++++ MATERIAL SUPPLIED

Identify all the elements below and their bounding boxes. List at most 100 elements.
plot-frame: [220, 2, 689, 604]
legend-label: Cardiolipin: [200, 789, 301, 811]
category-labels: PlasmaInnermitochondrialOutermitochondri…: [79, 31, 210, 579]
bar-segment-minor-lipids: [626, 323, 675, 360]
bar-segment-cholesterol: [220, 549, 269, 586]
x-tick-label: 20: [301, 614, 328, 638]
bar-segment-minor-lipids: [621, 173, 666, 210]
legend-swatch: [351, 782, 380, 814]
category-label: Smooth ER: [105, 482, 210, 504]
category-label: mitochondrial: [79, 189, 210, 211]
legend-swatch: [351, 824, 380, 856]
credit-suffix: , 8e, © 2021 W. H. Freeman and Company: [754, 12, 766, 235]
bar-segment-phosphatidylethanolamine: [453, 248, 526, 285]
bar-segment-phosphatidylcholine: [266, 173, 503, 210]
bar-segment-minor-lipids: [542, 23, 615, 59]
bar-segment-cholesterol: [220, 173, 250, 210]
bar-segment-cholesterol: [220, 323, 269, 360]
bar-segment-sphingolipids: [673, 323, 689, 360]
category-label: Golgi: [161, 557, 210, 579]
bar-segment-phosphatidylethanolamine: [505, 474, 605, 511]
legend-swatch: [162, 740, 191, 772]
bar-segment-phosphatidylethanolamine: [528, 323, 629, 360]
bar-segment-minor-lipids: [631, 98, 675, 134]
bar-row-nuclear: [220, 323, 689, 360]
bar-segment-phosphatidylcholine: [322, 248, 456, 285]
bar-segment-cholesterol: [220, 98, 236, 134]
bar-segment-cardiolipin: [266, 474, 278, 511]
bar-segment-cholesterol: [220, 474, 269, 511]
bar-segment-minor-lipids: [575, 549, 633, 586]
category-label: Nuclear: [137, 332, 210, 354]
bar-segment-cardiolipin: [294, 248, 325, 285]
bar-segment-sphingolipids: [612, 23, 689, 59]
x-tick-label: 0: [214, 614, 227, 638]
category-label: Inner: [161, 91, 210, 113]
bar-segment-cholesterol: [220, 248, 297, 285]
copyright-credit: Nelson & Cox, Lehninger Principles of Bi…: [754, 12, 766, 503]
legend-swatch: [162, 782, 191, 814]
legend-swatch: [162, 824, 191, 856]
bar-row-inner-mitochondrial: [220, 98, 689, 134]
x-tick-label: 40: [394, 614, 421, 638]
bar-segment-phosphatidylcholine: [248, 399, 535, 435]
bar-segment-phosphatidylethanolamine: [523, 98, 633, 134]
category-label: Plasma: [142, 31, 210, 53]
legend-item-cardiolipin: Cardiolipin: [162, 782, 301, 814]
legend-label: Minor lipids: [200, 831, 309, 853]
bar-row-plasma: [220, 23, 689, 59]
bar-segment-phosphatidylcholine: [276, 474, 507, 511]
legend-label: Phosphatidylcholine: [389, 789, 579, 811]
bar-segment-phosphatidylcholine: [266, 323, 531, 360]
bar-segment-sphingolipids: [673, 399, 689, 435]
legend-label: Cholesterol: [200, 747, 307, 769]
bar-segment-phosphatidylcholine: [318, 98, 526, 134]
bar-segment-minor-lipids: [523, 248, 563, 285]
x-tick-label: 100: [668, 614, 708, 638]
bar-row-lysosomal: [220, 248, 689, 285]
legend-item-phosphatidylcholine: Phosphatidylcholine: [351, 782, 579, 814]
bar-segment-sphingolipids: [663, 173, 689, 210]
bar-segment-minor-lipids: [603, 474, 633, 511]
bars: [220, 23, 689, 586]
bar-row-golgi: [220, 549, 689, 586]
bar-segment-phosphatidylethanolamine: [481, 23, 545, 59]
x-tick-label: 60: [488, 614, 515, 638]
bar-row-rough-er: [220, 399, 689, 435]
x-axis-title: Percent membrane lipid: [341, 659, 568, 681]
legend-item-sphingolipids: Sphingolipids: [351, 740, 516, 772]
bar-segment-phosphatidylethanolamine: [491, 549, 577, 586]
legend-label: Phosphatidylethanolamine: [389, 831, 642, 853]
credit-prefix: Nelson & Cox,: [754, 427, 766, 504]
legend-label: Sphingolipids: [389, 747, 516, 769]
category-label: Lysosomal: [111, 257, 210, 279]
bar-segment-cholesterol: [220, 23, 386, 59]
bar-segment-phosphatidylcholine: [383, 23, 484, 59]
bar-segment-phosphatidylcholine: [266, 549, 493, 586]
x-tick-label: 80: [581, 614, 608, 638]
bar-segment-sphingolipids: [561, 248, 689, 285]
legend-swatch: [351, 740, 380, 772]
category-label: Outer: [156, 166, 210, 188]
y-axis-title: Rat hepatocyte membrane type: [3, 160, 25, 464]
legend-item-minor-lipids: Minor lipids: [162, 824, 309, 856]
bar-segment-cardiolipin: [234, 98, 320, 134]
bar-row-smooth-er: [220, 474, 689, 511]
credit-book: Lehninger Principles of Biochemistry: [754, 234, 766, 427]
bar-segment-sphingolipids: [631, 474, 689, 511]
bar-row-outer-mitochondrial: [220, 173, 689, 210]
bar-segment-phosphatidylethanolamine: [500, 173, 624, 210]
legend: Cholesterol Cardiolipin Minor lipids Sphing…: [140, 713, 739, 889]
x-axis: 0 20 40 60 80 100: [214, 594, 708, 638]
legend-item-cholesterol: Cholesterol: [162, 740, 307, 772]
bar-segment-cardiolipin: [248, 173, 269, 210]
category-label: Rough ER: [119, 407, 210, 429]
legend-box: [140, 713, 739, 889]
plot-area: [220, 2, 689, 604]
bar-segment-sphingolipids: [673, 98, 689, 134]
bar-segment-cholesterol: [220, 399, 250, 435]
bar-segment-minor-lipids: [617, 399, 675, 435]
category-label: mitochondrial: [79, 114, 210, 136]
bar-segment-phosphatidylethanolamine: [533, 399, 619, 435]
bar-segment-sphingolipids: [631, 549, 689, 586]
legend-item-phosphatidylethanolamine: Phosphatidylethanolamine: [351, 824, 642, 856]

++++++++

* WRITTEN PROBLEM
Transcribe the listing above word for word, starting from its first line and continuing through the line containing "x-tick-label: 20: [301, 614, 328, 638]", that line included.

* REPLY
Identify all the elements below and their bounding boxes. List at most 100 elements.
plot-frame: [220, 2, 689, 604]
legend-label: Cardiolipin: [200, 789, 301, 811]
category-labels: PlasmaInnermitochondrialOutermitochondri…: [79, 31, 210, 579]
bar-segment-minor-lipids: [626, 323, 675, 360]
bar-segment-cholesterol: [220, 549, 269, 586]
x-tick-label: 20: [301, 614, 328, 638]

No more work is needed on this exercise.